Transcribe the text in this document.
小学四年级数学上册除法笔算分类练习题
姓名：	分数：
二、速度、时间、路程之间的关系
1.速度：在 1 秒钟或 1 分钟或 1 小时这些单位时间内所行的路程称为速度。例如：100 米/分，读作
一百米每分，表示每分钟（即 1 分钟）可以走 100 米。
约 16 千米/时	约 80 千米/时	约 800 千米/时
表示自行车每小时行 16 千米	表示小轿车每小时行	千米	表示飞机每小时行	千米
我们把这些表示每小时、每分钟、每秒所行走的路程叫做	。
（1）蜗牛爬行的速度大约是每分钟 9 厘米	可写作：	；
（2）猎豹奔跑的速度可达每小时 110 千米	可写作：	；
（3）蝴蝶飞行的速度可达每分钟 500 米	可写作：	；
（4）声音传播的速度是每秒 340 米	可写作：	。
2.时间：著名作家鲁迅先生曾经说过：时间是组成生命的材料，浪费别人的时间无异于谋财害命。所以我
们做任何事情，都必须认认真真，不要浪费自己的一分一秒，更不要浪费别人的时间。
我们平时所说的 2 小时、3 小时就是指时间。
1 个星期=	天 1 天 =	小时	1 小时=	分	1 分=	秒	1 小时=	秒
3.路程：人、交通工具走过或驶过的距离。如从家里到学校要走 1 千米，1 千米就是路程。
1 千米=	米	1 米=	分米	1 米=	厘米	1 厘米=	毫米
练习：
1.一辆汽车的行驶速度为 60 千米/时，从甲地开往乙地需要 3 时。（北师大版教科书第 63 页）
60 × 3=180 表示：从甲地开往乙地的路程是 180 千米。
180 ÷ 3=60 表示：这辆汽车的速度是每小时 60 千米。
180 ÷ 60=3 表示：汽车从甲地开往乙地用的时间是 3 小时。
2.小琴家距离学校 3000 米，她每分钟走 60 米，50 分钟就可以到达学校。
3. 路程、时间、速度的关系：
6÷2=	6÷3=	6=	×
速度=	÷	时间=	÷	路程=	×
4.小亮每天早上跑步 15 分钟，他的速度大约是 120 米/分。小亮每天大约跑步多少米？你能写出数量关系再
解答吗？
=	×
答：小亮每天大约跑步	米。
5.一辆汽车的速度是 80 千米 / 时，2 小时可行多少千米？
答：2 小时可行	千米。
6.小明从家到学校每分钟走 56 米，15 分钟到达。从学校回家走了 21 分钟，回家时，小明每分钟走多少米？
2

----------------------------------------

* **REQUIRED WORK**
Every line above should be written out again exactly as it stands.

* **EXERCISE RESULT**
Transcribe the text in this document.
小学四年级数学上册除法笔算分类练习题
姓名：	分数：
二、速度、时间、路程之间的关系
1.速度：在 1 秒钟或 1 分钟或 1 小时这些单位时间内所行的路程称为速度。例如：100 米/分，读作
一百米每分，表示每分钟（即 1 分钟）可以走 100 米。
约 16 千米/时	约 80 千米/时	约 800 千米/时
表示自行车每小时行 16 千米	表示小轿车每小时行	千米	表示飞机每小时行	千米
我们把这些表示每小时、每分钟、每秒所行走的路程叫做	。
（1）蜗牛爬行的速度大约是每分钟 9 厘米	可写作：	；
（2）猎豹奔跑的速度可达每小时 110 千米	可写作：	；
（3）蝴蝶飞行的速度可达每分钟 500 米	可写作：	；
（4）声音传播的速度是每秒 340 米	可写作：	。
2.时间：著名作家鲁迅先生曾经说过：时间是组成生命的材料，浪费别人的时间无异于谋财害命。所以我
们做任何事情，都必须认认真真，不要浪费自己的一分一秒，更不要浪费别人的时间。
我们平时所说的 2 小时、3 小时就是指时间。
1 个星期=	天 1 天 =	小时	1 小时=	分	1 分=	秒	1 小时=	秒
3.路程：人、交通工具走过或驶过的距离。如从家里到学校要走 1 千米，1 千米就是路程。
1 千米=	米	1 米=	分米	1 米=	厘米	1 厘米=	毫米
练习：
1.一辆汽车的行驶速度为 60 千米/时，从甲地开往乙地需要 3 时。（北师大版教科书第 63 页）
60 × 3=180 表示：从甲地开往乙地的路程是 180 千米。
180 ÷ 3=60 表示：这辆汽车的速度是每小时 60 千米。
180 ÷ 60=3 表示：汽车从甲地开往乙地用的时间是 3 小时。
2.小琴家距离学校 3000 米，她每分钟走 60 米，50 分钟就可以到达学校。
3. 路程、时间、速度的关系：
6÷2=	6÷3=	6=	×
速度=	÷	时间=	÷	路程=	×
4.小亮每天早上跑步 15 分钟，他的速度大约是 120 米/分。小亮每天大约跑步多少米？你能写出数量关系再
解答吗？
=	×
答：小亮每天大约跑步	米。
5.一辆汽车的速度是 80 千米 / 时，2 小时可行多少千米？
答：2 小时可行	千米。
6.小明从家到学校每分钟走 56 米，15 分钟到达。从学校回家走了 21 分钟，回家时，小明每分钟走多少米？
2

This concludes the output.